──────── GIVEN DATA ────────

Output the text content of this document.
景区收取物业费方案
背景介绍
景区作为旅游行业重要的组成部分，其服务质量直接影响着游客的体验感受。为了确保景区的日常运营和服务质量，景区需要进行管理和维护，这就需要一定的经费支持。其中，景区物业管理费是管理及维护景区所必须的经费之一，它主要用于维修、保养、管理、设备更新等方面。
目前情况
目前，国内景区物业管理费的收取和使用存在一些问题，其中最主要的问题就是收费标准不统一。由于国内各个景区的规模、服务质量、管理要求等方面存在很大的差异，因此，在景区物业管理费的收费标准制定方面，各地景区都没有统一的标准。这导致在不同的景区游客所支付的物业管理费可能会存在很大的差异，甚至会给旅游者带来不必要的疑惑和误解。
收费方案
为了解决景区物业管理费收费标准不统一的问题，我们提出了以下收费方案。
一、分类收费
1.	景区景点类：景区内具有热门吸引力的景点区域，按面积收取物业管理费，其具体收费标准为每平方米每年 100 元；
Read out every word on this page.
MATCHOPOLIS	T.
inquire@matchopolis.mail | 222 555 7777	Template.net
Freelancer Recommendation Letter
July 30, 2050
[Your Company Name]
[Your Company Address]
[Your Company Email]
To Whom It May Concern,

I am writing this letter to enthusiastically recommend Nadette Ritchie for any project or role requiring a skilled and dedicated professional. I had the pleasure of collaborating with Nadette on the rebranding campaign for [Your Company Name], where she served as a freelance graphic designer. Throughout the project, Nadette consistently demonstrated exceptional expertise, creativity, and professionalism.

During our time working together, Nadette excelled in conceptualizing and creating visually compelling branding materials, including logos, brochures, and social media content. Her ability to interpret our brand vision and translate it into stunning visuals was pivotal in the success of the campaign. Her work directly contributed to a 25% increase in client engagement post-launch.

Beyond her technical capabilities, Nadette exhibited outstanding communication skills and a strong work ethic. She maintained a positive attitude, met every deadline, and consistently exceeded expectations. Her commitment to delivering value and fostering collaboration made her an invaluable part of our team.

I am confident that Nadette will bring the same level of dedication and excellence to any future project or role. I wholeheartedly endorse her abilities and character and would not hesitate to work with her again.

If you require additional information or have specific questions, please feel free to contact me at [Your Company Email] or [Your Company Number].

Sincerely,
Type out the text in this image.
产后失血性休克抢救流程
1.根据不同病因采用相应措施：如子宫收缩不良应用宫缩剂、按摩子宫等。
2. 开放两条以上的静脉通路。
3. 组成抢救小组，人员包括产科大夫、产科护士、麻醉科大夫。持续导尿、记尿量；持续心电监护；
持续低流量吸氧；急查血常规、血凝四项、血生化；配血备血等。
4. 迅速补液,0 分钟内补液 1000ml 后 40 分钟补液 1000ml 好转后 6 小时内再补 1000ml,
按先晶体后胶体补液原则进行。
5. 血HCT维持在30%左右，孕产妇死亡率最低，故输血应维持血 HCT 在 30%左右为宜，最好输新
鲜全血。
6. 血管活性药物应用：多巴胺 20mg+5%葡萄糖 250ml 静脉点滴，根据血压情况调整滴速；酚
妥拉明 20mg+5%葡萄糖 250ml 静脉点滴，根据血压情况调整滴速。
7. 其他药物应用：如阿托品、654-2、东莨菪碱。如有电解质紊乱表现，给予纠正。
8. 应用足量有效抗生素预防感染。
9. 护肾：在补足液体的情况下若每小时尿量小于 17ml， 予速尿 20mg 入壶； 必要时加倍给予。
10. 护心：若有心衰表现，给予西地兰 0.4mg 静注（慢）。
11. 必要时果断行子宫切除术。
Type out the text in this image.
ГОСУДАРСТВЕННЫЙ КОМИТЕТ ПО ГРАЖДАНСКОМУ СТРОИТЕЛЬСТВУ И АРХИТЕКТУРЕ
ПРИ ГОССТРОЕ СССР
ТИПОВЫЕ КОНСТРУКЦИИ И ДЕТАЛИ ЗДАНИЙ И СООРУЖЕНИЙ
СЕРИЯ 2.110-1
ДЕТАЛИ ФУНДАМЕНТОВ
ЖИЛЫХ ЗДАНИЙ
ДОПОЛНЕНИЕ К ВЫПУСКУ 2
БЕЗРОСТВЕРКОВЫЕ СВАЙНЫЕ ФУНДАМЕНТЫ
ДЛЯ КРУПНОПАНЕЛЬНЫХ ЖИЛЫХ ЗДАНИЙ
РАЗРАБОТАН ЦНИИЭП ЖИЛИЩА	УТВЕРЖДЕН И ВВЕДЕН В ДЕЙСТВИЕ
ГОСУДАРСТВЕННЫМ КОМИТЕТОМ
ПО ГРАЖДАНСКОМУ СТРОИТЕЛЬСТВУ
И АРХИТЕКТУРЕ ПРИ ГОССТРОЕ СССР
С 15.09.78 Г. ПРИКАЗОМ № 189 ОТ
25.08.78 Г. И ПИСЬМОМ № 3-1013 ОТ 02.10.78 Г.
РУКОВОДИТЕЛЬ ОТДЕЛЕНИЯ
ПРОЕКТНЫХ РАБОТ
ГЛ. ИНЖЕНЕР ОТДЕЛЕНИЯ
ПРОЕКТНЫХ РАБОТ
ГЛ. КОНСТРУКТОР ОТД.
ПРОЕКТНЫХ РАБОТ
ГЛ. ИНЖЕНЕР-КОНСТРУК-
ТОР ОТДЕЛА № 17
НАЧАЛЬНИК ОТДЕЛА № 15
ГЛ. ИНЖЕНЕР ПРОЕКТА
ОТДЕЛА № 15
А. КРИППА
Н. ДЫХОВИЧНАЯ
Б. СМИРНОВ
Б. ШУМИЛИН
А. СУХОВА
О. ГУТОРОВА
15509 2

────────

• _WHAT IS REQUIRED_:
Read through the entries and copy every line that includes "ДЕТАЛИ".

• _COMPLETE ANSWER_:
ТИПОВЫЕ КОНСТРУКЦИИ И ДЕТАЛИ ЗДАНИЙ И СООРУЖЕНИЙ
ДЕТАЛИ ФУНДАМЕНТОВ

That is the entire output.